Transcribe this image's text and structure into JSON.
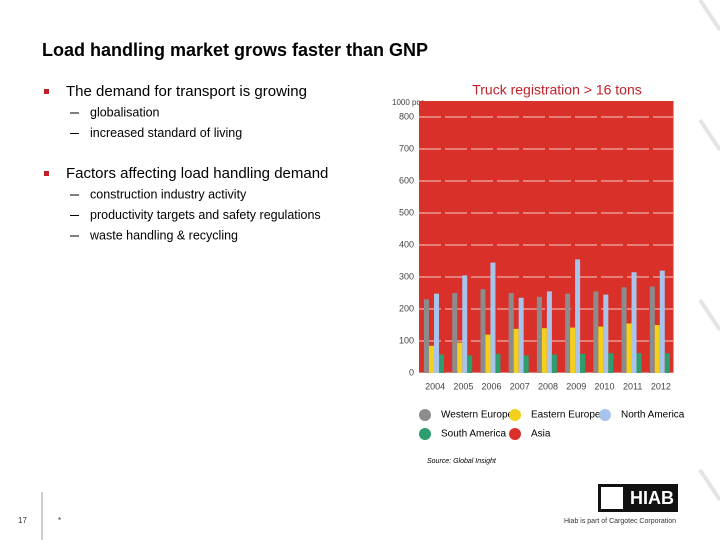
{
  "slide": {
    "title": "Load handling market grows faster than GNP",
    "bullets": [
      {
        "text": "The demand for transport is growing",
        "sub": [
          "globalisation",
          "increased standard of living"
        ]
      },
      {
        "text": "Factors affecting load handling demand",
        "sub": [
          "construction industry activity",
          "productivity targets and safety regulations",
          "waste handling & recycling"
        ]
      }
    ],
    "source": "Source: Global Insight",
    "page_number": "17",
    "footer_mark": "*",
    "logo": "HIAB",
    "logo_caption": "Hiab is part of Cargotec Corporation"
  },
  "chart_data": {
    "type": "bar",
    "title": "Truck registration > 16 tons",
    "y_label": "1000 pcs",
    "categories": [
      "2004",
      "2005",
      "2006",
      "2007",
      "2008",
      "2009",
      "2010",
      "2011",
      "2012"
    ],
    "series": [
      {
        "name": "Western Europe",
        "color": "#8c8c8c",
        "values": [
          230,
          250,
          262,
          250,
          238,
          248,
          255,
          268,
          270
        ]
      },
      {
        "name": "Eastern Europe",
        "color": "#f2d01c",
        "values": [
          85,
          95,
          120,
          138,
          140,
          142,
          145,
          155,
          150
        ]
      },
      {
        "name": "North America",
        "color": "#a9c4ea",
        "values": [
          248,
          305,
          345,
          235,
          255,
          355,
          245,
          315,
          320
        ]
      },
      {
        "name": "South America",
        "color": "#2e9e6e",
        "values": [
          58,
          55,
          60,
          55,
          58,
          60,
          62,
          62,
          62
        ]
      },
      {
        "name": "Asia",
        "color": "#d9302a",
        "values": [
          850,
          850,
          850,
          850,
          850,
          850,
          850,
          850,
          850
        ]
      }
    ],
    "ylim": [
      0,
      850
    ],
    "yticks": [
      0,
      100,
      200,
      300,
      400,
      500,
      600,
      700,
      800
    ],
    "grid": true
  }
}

============================================================

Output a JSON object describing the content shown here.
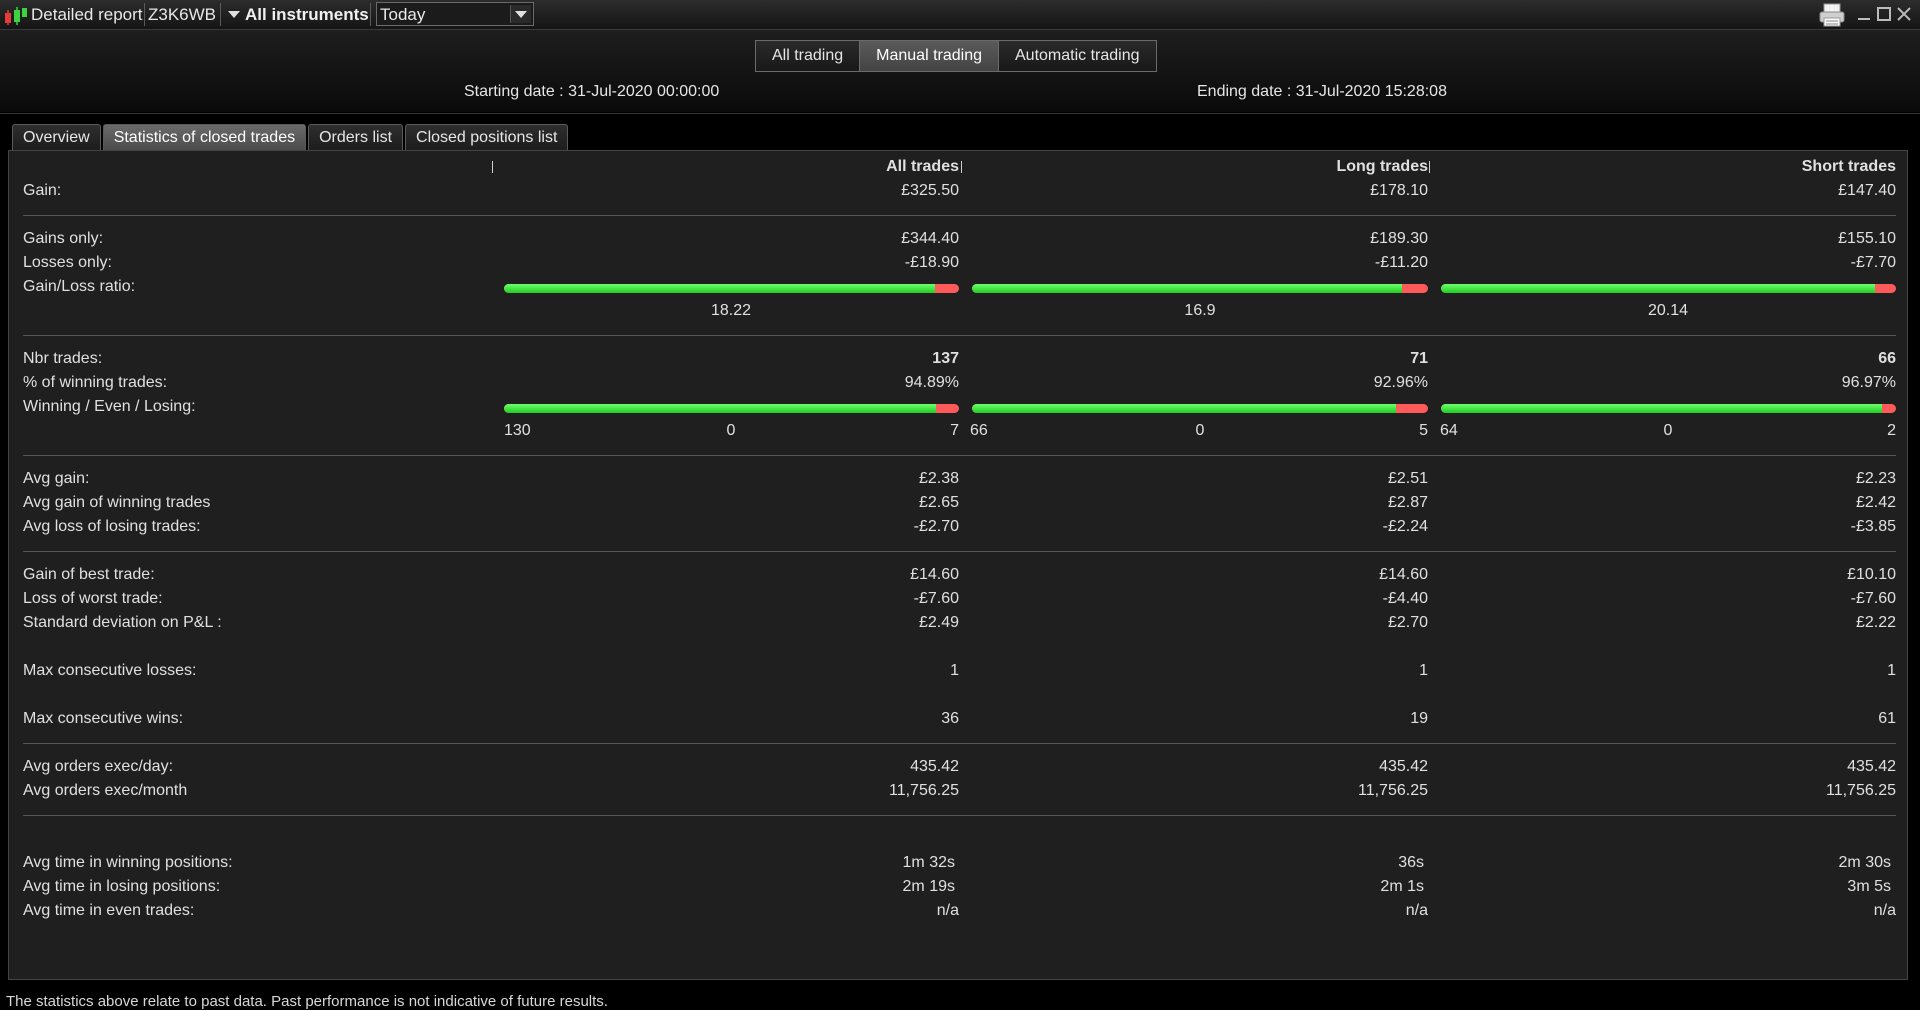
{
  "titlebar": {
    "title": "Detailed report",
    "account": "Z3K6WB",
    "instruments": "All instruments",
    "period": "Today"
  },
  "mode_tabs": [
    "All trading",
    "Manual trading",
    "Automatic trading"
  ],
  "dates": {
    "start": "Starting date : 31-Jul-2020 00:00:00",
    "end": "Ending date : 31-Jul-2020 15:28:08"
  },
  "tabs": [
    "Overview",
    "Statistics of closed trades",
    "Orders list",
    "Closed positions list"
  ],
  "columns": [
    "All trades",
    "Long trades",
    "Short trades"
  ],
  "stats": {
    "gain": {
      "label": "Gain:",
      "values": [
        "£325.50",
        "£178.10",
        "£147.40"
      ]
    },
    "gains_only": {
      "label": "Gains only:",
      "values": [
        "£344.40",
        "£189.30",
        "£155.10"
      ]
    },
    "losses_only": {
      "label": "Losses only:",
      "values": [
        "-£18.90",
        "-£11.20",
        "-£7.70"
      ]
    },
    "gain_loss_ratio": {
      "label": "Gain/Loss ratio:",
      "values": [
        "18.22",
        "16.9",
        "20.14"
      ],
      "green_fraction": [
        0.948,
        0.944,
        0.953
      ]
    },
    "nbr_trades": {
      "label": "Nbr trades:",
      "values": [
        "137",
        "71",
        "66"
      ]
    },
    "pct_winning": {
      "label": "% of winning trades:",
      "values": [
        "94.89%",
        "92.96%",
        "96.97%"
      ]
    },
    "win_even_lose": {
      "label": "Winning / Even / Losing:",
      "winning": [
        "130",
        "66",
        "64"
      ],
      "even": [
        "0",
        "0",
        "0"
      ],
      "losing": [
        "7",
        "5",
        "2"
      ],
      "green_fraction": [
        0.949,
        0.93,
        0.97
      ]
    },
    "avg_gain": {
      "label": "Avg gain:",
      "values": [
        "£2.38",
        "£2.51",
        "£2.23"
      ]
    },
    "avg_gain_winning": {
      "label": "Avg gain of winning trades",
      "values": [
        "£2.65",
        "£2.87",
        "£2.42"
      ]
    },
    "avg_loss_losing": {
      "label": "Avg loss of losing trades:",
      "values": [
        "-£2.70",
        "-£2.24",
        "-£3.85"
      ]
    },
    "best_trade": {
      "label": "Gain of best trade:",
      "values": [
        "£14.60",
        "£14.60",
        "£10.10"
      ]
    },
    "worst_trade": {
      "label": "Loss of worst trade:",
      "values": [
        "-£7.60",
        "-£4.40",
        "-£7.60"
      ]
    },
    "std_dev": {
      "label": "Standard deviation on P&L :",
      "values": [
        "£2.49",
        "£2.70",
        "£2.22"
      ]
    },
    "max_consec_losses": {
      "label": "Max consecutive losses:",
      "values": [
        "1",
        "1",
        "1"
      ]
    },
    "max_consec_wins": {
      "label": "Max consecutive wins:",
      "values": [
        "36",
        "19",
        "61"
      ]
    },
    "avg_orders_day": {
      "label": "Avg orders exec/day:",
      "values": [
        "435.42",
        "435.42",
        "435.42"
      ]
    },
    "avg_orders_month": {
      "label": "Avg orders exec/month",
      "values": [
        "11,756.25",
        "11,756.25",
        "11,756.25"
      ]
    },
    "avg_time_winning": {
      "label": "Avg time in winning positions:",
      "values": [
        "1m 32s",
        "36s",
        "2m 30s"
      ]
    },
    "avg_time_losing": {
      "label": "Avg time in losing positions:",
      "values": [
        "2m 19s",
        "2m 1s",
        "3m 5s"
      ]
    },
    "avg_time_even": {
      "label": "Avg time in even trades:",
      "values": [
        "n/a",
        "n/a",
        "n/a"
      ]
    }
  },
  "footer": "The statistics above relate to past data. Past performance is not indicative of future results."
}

============================================================

• **WHAT IS EXPECTED**
Which lines above hold the word "consecutive"? Copy each of them.

• **RIGHT ANSWER**
      "label": "Max consecutive losses:",
      "label": "Max consecutive wins:",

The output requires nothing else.